[Data items]
○ ○ ○ ○

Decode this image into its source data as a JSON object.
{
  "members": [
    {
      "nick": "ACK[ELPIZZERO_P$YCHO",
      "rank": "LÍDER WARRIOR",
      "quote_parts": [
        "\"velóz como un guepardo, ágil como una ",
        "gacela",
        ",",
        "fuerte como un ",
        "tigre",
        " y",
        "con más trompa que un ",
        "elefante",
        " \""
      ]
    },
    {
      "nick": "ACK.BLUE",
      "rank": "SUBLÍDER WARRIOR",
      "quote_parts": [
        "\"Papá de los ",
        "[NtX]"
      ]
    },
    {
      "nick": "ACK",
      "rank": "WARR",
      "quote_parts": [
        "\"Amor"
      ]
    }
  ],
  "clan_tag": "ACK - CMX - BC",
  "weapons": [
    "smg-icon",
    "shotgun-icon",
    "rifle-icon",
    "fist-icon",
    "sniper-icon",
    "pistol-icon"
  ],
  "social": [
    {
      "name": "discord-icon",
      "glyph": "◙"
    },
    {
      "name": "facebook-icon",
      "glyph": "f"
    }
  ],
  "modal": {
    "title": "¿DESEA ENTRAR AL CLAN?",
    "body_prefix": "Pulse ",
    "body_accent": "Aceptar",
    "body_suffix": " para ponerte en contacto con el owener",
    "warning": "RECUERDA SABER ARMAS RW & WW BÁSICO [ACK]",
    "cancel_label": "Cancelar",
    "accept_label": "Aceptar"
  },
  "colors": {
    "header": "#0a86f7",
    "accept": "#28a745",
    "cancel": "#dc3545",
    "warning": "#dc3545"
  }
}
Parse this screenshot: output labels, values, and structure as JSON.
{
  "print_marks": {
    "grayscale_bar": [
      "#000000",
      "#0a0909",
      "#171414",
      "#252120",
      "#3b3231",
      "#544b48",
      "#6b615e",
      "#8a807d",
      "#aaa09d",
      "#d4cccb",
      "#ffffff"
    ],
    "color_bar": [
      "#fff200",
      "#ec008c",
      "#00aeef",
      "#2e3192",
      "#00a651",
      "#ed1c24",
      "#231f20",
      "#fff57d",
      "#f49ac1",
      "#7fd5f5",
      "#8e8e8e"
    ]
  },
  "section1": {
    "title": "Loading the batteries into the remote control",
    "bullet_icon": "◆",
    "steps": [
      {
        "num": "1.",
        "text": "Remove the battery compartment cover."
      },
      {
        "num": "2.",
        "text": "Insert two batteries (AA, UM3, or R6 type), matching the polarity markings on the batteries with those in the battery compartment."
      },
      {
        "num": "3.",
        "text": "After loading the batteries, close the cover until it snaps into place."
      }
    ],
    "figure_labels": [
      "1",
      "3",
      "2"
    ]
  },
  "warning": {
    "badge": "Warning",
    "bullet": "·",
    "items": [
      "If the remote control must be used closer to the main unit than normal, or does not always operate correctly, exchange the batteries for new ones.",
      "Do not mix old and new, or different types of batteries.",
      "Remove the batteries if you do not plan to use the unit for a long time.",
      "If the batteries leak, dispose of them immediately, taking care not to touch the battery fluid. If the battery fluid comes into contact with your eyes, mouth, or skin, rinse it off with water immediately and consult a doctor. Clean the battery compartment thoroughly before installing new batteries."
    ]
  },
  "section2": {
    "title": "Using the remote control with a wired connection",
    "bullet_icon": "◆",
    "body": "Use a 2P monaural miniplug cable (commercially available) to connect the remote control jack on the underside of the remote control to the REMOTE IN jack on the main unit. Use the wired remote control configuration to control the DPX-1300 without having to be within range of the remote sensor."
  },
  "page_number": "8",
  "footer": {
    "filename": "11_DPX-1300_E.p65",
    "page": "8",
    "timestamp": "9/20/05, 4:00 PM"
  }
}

○ ○ ○ ○

Exercise directions = Your task is to give the records above again, exactly.

In response =
Decode this image into its source data as a JSON object.
{
  "members": [
    {
      "nick": "ACK[ELPIZZERO_P$YCHO",
      "rank": "LÍDER WARRIOR",
      "quote_parts": [
        "\"velóz como un guepardo, ágil como una ",
        "gacela",
        ",",
        "fuerte como un ",
        "tigre",
        " y",
        "con más trompa que un ",
        "elefante",
        " \""
      ]
    },
    {
      "nick": "ACK.BLUE",
      "rank": "SUBLÍDER WARRIOR",
      "quote_parts": [
        "\"Papá de los ",
        "[NtX]"
      ]
    },
    {
      "nick": "ACK",
      "rank": "WARR",
      "quote_parts": [
        "\"Amor"
      ]
    }
  ],
  "clan_tag": "ACK - CMX - BC",
  "weapons": [
    "smg-icon",
    "shotgun-icon",
    "rifle-icon",
    "fist-icon",
    "sniper-icon",
    "pistol-icon"
  ],
  "social": [
    {
      "name": "discord-icon",
      "glyph": "◙"
    },
    {
      "name": "facebook-icon",
      "glyph": "f"
    }
  ],
  "modal": {
    "title": "¿DESEA ENTRAR AL CLAN?",
    "body_prefix": "Pulse ",
    "body_accent": "Aceptar",
    "body_suffix": " para ponerte en contacto con el owener",
    "warning": "RECUERDA SABER ARMAS RW & WW BÁSICO [ACK]",
    "cancel_label": "Cancelar",
    "accept_label": "Aceptar"
  },
  "colors": {
    "header": "#0a86f7",
    "accept": "#28a745",
    "cancel": "#dc3545",
    "warning": "#dc3545"
  }
}
Parse this screenshot: output labels, values, and structure as JSON.
{
  "print_marks": {
    "grayscale_bar": [
      "#000000",
      "#0a0909",
      "#171414",
      "#252120",
      "#3b3231",
      "#544b48",
      "#6b615e",
      "#8a807d",
      "#aaa09d",
      "#d4cccb",
      "#ffffff"
    ],
    "color_bar": [
      "#fff200",
      "#ec008c",
      "#00aeef",
      "#2e3192",
      "#00a651",
      "#ed1c24",
      "#231f20",
      "#fff57d",
      "#f49ac1",
      "#7fd5f5",
      "#8e8e8e"
    ]
  },
  "section1": {
    "title": "Loading the batteries into the remote control",
    "bullet_icon": "◆",
    "steps": [
      {
        "num": "1.",
        "text": "Remove the battery compartment cover."
      },
      {
        "num": "2.",
        "text": "Insert two batteries (AA, UM3, or R6 type), matching the polarity markings on the batteries with those in the battery compartment."
      },
      {
        "num": "3.",
        "text": "After loading the batteries, close the cover until it snaps into place."
      }
    ],
    "figure_labels": [
      "1",
      "3",
      "2"
    ]
  },
  "warning": {
    "badge": "Warning",
    "bullet": "·",
    "items": [
      "If the remote control must be used closer to the main unit than normal, or does not always operate correctly, exchange the batteries for new ones.",
      "Do not mix old and new, or different types of batteries.",
      "Remove the batteries if you do not plan to use the unit for a long time.",
      "If the batteries leak, dispose of them immediately, taking care not to touch the battery fluid. If the battery fluid comes into contact with your eyes, mouth, or skin, rinse it off with water immediately and consult a doctor. Clean the battery compartment thoroughly before installing new batteries."
    ]
  },
  "section2": {
    "title": "Using the remote control with a wired connection",
    "bullet_icon": "◆",
    "body": "Use a 2P monaural miniplug cable (commercially available) to connect the remote control jack on the underside of the remote control to the REMOTE IN jack on the main unit. Use the wired remote control configuration to control the DPX-1300 without having to be within range of the remote sensor."
  },
  "page_number": "8",
  "footer": {
    "filename": "11_DPX-1300_E.p65",
    "page": "8",
    "timestamp": "9/20/05, 4:00 PM"
  }
}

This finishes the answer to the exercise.